• **TASK**
Present the lines of the data as a numbered list, leaving out any blank lines. Begin at the line that contains "text-run: distrito: [421, 523, 482, 546]", and stop after the line that contains "y-tick-label: 25,00%: [196, 1186, 243, 1202]".

--- start of INPUT ROWS ---

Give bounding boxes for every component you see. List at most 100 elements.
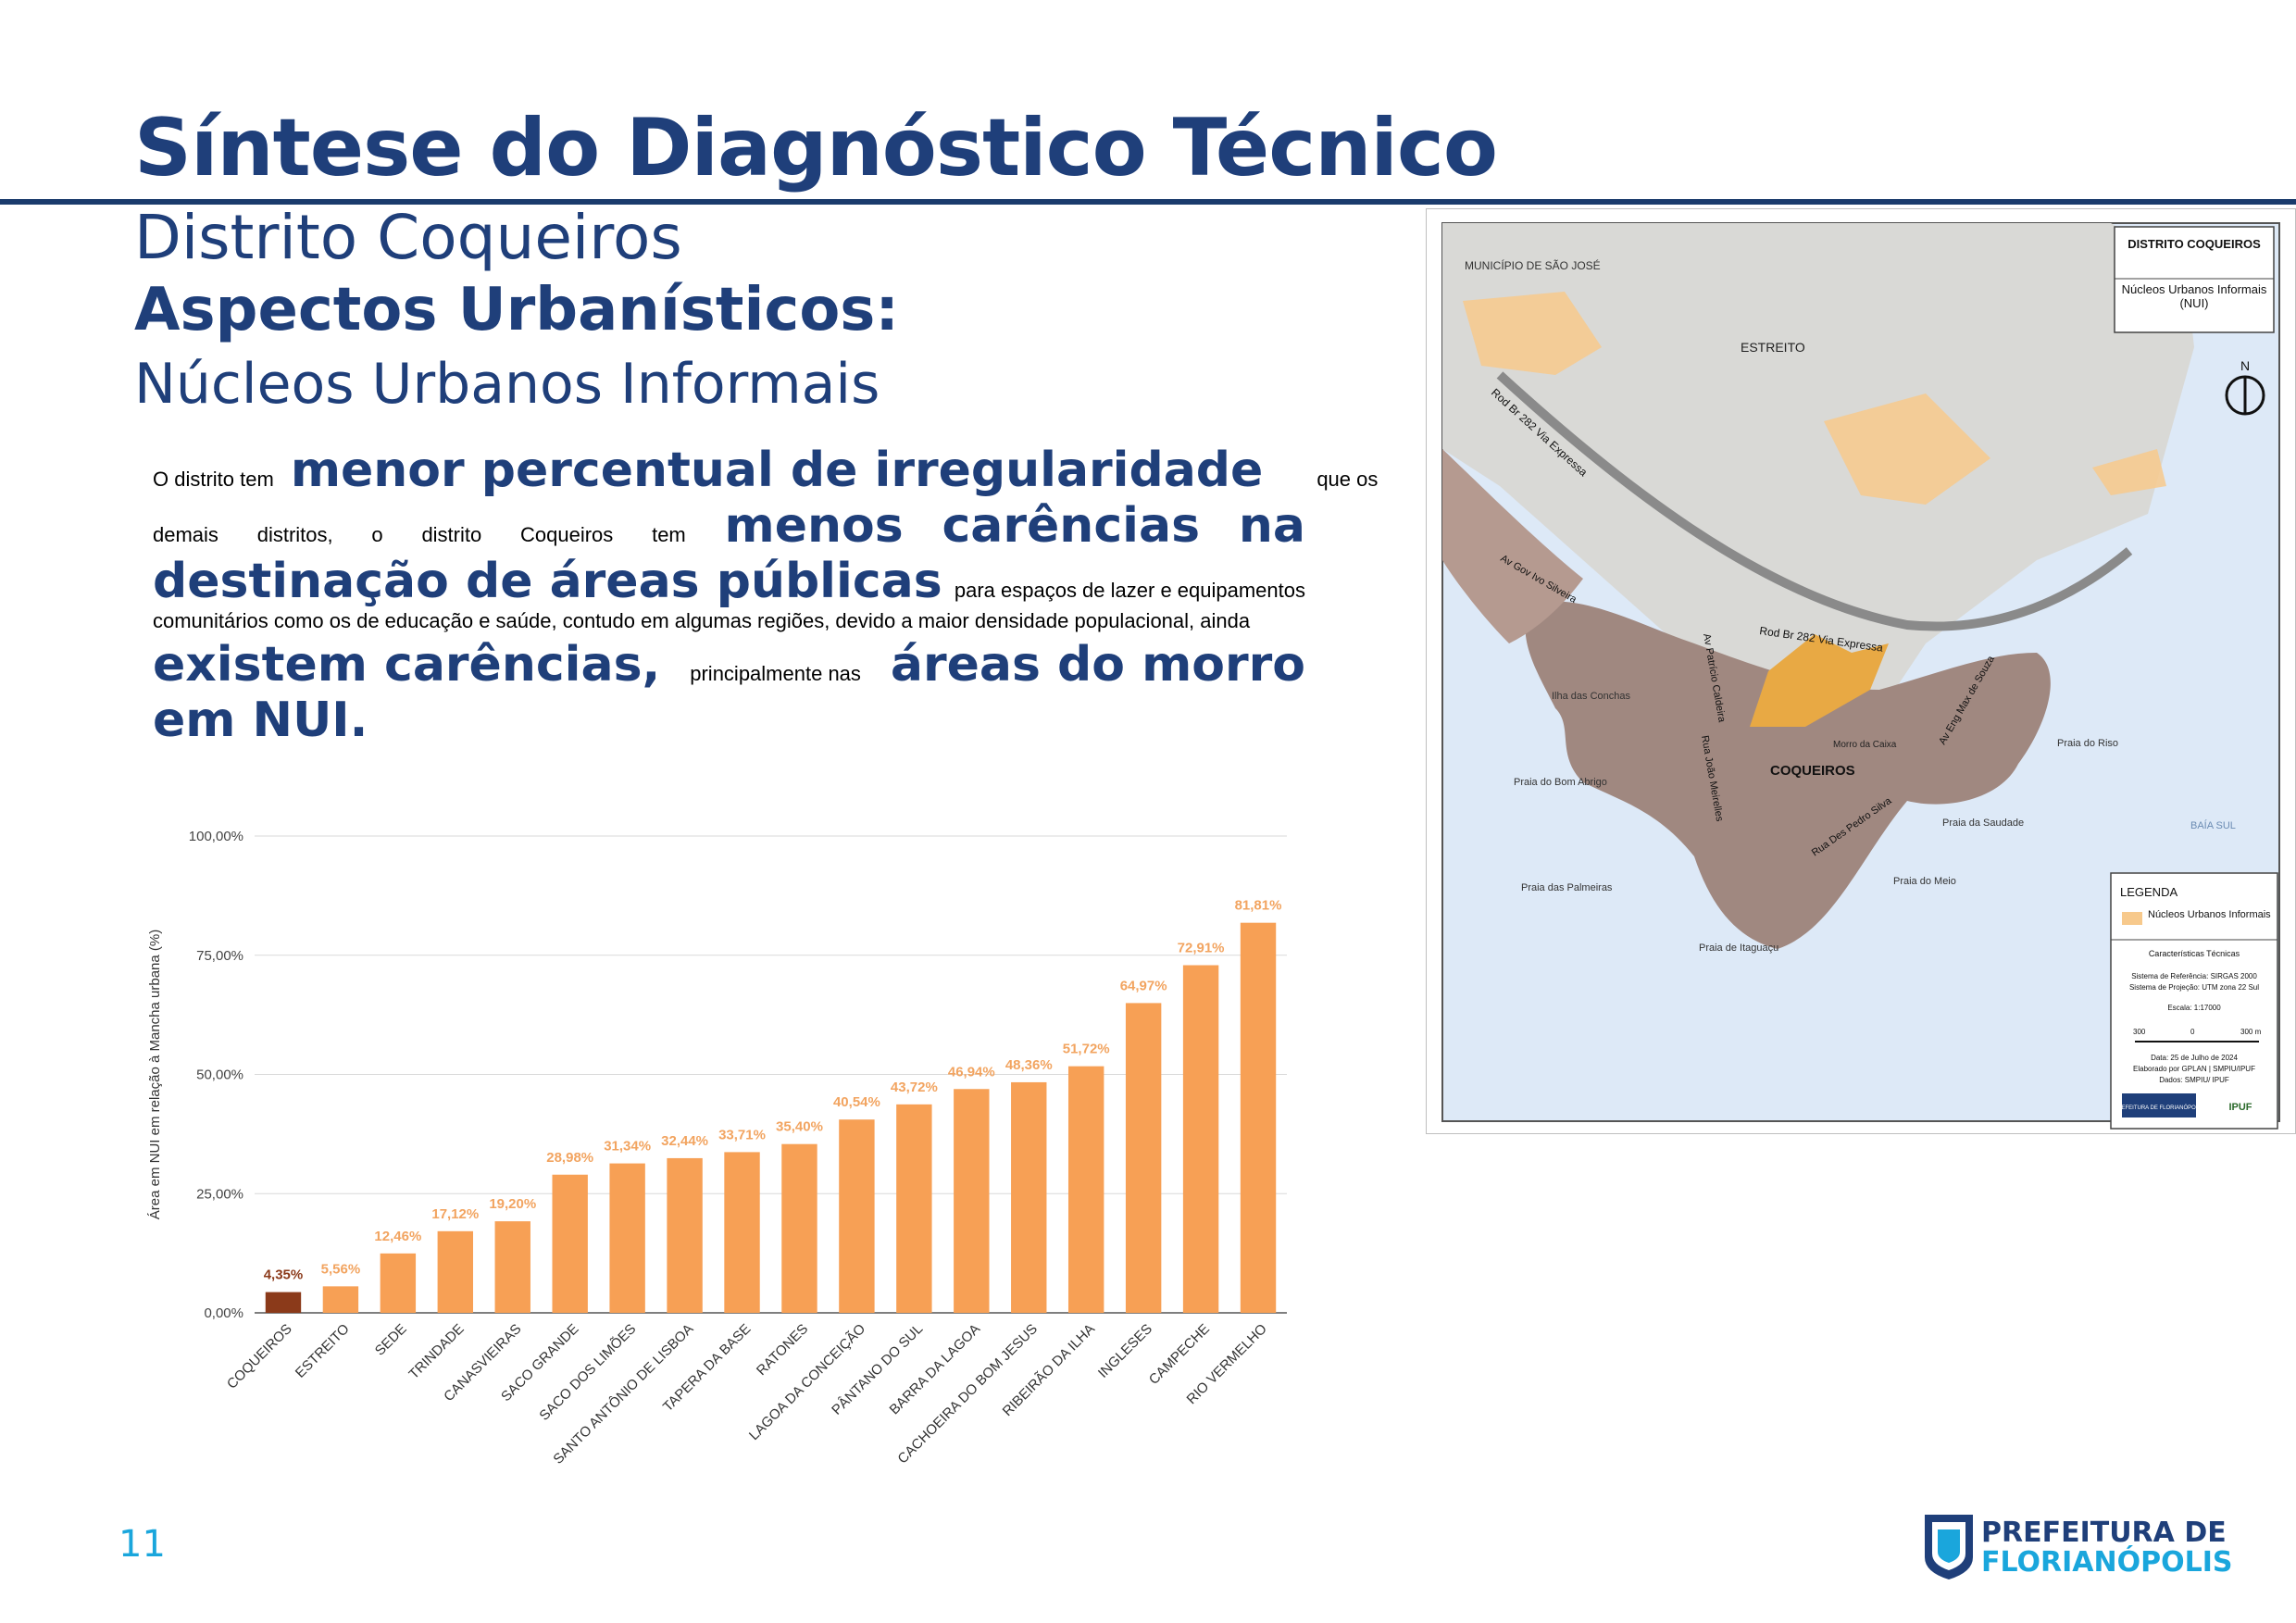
text-run: distrito: [421, 523, 482, 546]
section-title: Aspectos Urbanísticos:: [134, 276, 899, 344]
map-label: MUNICÍPIO DE SÃO JOSÉ: [1465, 258, 1601, 272]
chart-bar: [724, 1152, 760, 1313]
legend-title: LEGENDA: [2120, 885, 2177, 899]
x-tick-label: TRINDADE: [406, 1321, 467, 1382]
y-tick-label: 25,00%: [196, 1186, 243, 1202]
prefeitura-logo: [2122, 1093, 2196, 1117]
paragraph-line: destinação de áreas públicas para espaço…: [153, 554, 1305, 609]
data-label: 72,91%: [1178, 941, 1225, 956]
map-label: Praia do Riso: [2057, 738, 2118, 749]
data-label: 33,71%: [718, 1127, 766, 1142]
paragraph-line: demais distritos, o distrito Coqueiros t…: [153, 498, 1305, 554]
legend-text: Escala: 1:17000: [2167, 1004, 2221, 1012]
chart-bar: [839, 1119, 875, 1313]
y-axis-label: Área em NUI em relação à Mancha urbana (…: [147, 930, 163, 1219]
nui-bar-chart: 0,00% 25,00% 50,00% 75,00% 100,00% Área em NU…: [147, 829, 1287, 1467]
y-tick-label: 75,00%: [196, 948, 243, 964]
chart-bar: [667, 1157, 703, 1313]
chart-bar: [265, 1292, 302, 1313]
logo-text: PREFEITURA DE FLORIANÓPOLIS: [2114, 1105, 2204, 1111]
highlight-run: destinação de áreas públicas: [153, 554, 942, 609]
west-urban-area: [1442, 449, 1583, 643]
map-label: ESTREITO: [1741, 340, 1805, 355]
x-tick-label: SEDE: [372, 1321, 410, 1359]
chart-bar: [322, 1286, 359, 1313]
nui-polygon: [1750, 634, 1889, 727]
data-label: 12,46%: [374, 1229, 421, 1244]
legend-text: Sistema de Projeção: UTM zona 22 Sul: [2129, 983, 2259, 992]
highlight-run: em NUI.: [153, 693, 368, 748]
x-tick-label: COQUEIROS: [224, 1321, 295, 1392]
legend-text: Sistema de Referência: SIRGAS 2000: [2131, 972, 2257, 980]
data-label: 28,98%: [546, 1150, 593, 1166]
data-label: 81,81%: [1235, 898, 1282, 914]
x-tick-label: INGLESES: [1095, 1321, 1155, 1381]
summary-paragraph: O distrito tem menor percentual de irreg…: [153, 443, 1378, 748]
scale-text: 0: [2190, 1028, 2195, 1036]
scale-text: 300 m: [2240, 1028, 2262, 1036]
chart-bar: [954, 1089, 990, 1313]
chart-bar: [1240, 922, 1277, 1313]
y-tick-label: 100,00%: [189, 829, 243, 844]
data-label: 4,35%: [264, 1267, 304, 1283]
text-run: Coqueiros: [520, 523, 614, 546]
paragraph-line: O distrito tem menor percentual de irreg…: [153, 443, 1378, 498]
data-label: 43,72%: [891, 1080, 938, 1095]
highlight-run: menos: [724, 498, 904, 554]
map-label: Morro da Caixa: [1833, 740, 1897, 750]
district-map: MUNICÍPIO DE SÃO JOSÉ ESTREITO COQUEIROS…: [1426, 208, 2296, 1134]
legend-text: Data: 25 de Julho de 2024: [2151, 1054, 2238, 1062]
highlight-run: carências: [942, 498, 1201, 554]
map-subtitle-wrap: Núcleos Urbanos Informais (NUI): [2122, 282, 2267, 310]
city-crest-icon: [1925, 1515, 1973, 1579]
page-number: 11: [119, 1523, 166, 1566]
paragraph-line: em NUI.: [153, 693, 1305, 748]
nui-polygon: [1824, 393, 1990, 505]
map-label: Ilha das Conchas: [1552, 691, 1630, 702]
page-title: Síntese do Diagnóstico Técnico: [134, 102, 1498, 194]
x-tick-label: LAGOA DA CONCEIÇÃO: [746, 1321, 868, 1443]
data-label: 51,72%: [1063, 1042, 1110, 1057]
text-run: que os: [1316, 468, 1379, 491]
chart-bar: [380, 1253, 417, 1313]
map-label: Praia das Palmeiras: [1521, 882, 1613, 893]
data-label: 32,44%: [661, 1133, 708, 1149]
text-run: distritos,: [256, 523, 333, 546]
text-run: para espaços de lazer e equipamentos: [954, 579, 1305, 602]
chart-bar: [552, 1174, 588, 1313]
text-run: o: [371, 523, 383, 546]
header-rule: [0, 199, 2296, 205]
chart-bar: [781, 1143, 817, 1313]
highlight-run: na: [1238, 498, 1305, 554]
nui-polygon: [1463, 292, 1602, 375]
data-label: 17,12%: [431, 1206, 479, 1222]
data-label: 31,34%: [604, 1139, 651, 1155]
chart-bar: [437, 1230, 474, 1313]
footer-logo-line1: PREFEITURA DE: [1981, 1517, 2227, 1549]
highway-line: [1496, 371, 2133, 631]
data-label: 40,54%: [833, 1094, 880, 1110]
map-title-box: [2114, 226, 2275, 333]
data-label: 5,56%: [321, 1261, 361, 1277]
data-label: 19,20%: [489, 1196, 536, 1212]
map-label: Praia do Meio: [1893, 876, 1956, 887]
district-name: Distrito Coqueiros: [134, 202, 682, 273]
highlight-run: áreas do morro: [890, 637, 1305, 693]
map-label: Praia da Saudade: [1942, 818, 2024, 829]
legend-item: Núcleos Urbanos Informais: [2148, 909, 2271, 920]
data-label: 48,36%: [1005, 1057, 1053, 1073]
text-run: O distrito tem: [153, 468, 274, 491]
nui-polygon: [2092, 449, 2166, 495]
text-run: demais: [153, 523, 218, 546]
coqueiros-peninsula: [1525, 601, 2051, 949]
scale-text: 300: [2133, 1028, 2146, 1036]
chart-bar: [1182, 965, 1219, 1313]
map-title: DISTRITO COQUEIROS: [2128, 237, 2261, 251]
legend-text: Características Técnicas: [2149, 949, 2240, 958]
footer-logo-line2: FLORIANÓPOLIS: [1981, 1546, 2233, 1579]
data-label: 35,40%: [776, 1119, 823, 1135]
data-label: 46,94%: [948, 1064, 995, 1080]
subsection-title: Núcleos Urbanos Informais: [134, 352, 880, 417]
data-label: 64,97%: [1120, 978, 1167, 993]
legend-swatch: [2122, 912, 2142, 925]
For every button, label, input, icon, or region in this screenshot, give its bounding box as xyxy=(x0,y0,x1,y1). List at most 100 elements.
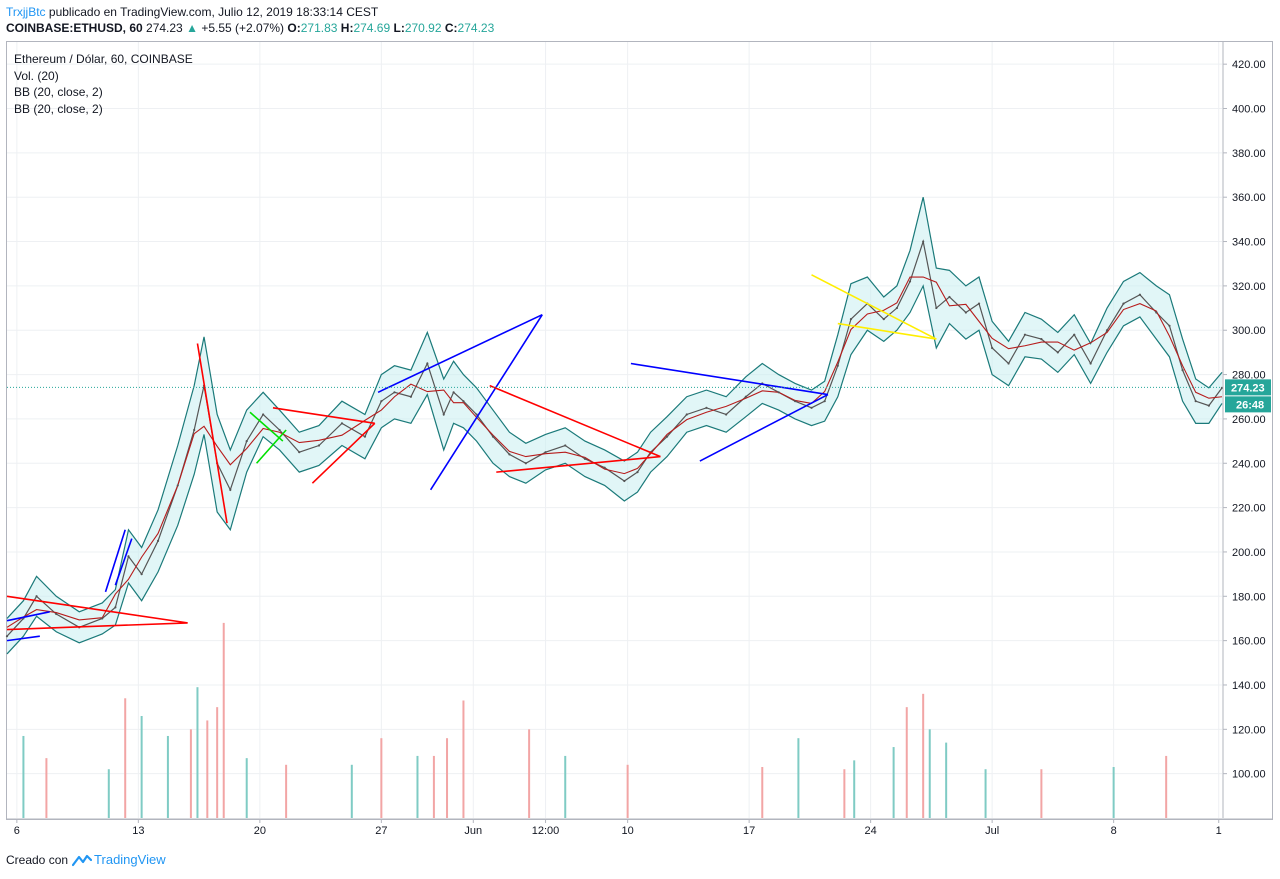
volume-bar xyxy=(107,769,110,818)
price-point xyxy=(393,391,396,394)
price-point xyxy=(794,400,797,403)
ohlc-high-value: 274.69 xyxy=(353,21,391,35)
price-point xyxy=(948,295,951,299)
tradingview-logo[interactable]: TradingView xyxy=(72,852,166,867)
price-point xyxy=(245,439,248,443)
price-point xyxy=(1122,302,1125,305)
price-point xyxy=(426,362,429,365)
price-point xyxy=(991,346,994,350)
price-point xyxy=(636,471,639,474)
price-point xyxy=(1105,329,1109,332)
price-point xyxy=(1194,400,1197,403)
price-point xyxy=(1155,311,1158,314)
trendline xyxy=(6,622,188,631)
current-price-label: 274.23 xyxy=(1231,382,1265,394)
footer: Creado con TradingView xyxy=(6,852,166,867)
volume-bar xyxy=(189,729,192,818)
ohlc-low-value: 270.92 xyxy=(404,21,442,35)
price-point xyxy=(229,488,232,491)
price-point xyxy=(823,400,826,403)
trendline xyxy=(255,429,287,464)
trendline xyxy=(489,384,661,458)
price-point xyxy=(524,462,527,465)
price-point xyxy=(603,466,606,469)
volume-bar xyxy=(222,622,225,818)
y-tick-label: 420.00 xyxy=(1232,59,1266,71)
price-point xyxy=(725,413,728,416)
trendline xyxy=(249,411,284,442)
trendline xyxy=(377,313,543,394)
y-tick-label: 240.00 xyxy=(1232,458,1266,470)
tradingview-icon xyxy=(72,854,93,866)
publish-line: TrxjjBtc publicado en TradingView.com, J… xyxy=(6,4,494,20)
y-tick-label: 360.00 xyxy=(1232,192,1266,204)
volume-bar xyxy=(1040,769,1043,818)
y-tick-label: 400.00 xyxy=(1232,104,1266,116)
x-tick-label: 13 xyxy=(132,825,144,837)
x-tick-label: 8 xyxy=(1111,825,1117,837)
grid-lines xyxy=(7,42,1222,818)
x-tick-label: 17 xyxy=(743,825,755,837)
author-link[interactable]: TrxjjBtc xyxy=(6,5,46,19)
ohlc-open-label: O: xyxy=(287,21,301,35)
price-point xyxy=(193,428,196,432)
price-point xyxy=(895,306,899,310)
volume-bar xyxy=(446,738,449,818)
legend-volume[interactable]: Vol. (20) xyxy=(14,68,59,83)
trendline xyxy=(104,529,126,593)
price-point xyxy=(964,311,967,314)
price-point xyxy=(882,318,885,321)
price-point xyxy=(1168,324,1171,327)
x-tick-label: Jul xyxy=(985,825,999,837)
change-arrow-icon: ▲ xyxy=(186,21,198,35)
price-point xyxy=(908,280,912,283)
volume-bar xyxy=(140,716,143,818)
volume-bar xyxy=(853,760,856,818)
volume-bar xyxy=(1112,767,1115,818)
price-point xyxy=(262,413,265,416)
x-tick-label: Jun xyxy=(464,825,482,837)
price-point xyxy=(452,391,455,394)
volume-bar xyxy=(922,693,925,818)
price-point xyxy=(278,428,281,432)
chart-legend: Ethereum / Dólar, 60, COINBASE Vol. (20)… xyxy=(14,51,193,117)
volume-bar xyxy=(45,758,48,818)
published-text: publicado en TradingView.com, Julio 12, … xyxy=(48,5,379,19)
trendline xyxy=(272,407,375,425)
price-point xyxy=(298,451,301,454)
price-point xyxy=(35,595,38,598)
trendline xyxy=(811,274,937,340)
price-point xyxy=(744,395,747,398)
trendline xyxy=(196,343,228,524)
volume-bar xyxy=(761,767,764,818)
legend-bb-2[interactable]: BB (20, close, 2) xyxy=(14,101,103,116)
price-point xyxy=(777,391,780,394)
y-tick-label: 280.00 xyxy=(1232,370,1266,382)
price-point xyxy=(442,413,445,416)
trendline xyxy=(429,314,543,491)
y-tick-label: 340.00 xyxy=(1232,237,1266,249)
price-point xyxy=(836,364,839,367)
price-point xyxy=(623,479,626,483)
price-point xyxy=(317,444,321,447)
price-point xyxy=(156,539,160,542)
price-point xyxy=(1023,333,1027,336)
volume-bar xyxy=(166,735,169,818)
legend-bb-1[interactable]: BB (20, close, 2) xyxy=(14,85,103,99)
volume-bar xyxy=(945,742,948,818)
x-tick-label: 20 xyxy=(254,825,266,837)
y-tick-label: 380.00 xyxy=(1232,148,1266,160)
trendlines xyxy=(6,274,937,642)
volume-bar xyxy=(196,687,199,818)
volume-bars xyxy=(22,622,1168,818)
symbol-name: COINBASE:ETHUSD, 60 xyxy=(6,21,143,35)
volume-bar xyxy=(564,755,567,818)
volume-bar xyxy=(905,707,908,818)
price-point xyxy=(1007,362,1010,365)
trendline xyxy=(837,322,937,340)
price-point xyxy=(564,444,567,447)
volume-bar xyxy=(22,735,25,818)
trendline xyxy=(699,393,829,462)
price-point xyxy=(508,453,511,456)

--- end of INPUT ROWS ---

• **ANSWER TO THIS PROBLEM**
1. text-run: distrito: [421, 523, 482, 546]
2. section-title: Aspectos Urbanísticos:: [134, 276, 899, 344]
3. map-label: MUNICÍPIO DE SÃO JOSÉ: [1465, 258, 1601, 272]
4. chart-bar: [724, 1152, 760, 1313]
5. legend-title: LEGENDA: [2120, 885, 2177, 899]
6. x-tick-label: TRINDADE: [406, 1321, 467, 1382]
7. y-tick-label: 25,00%: [196, 1186, 243, 1202]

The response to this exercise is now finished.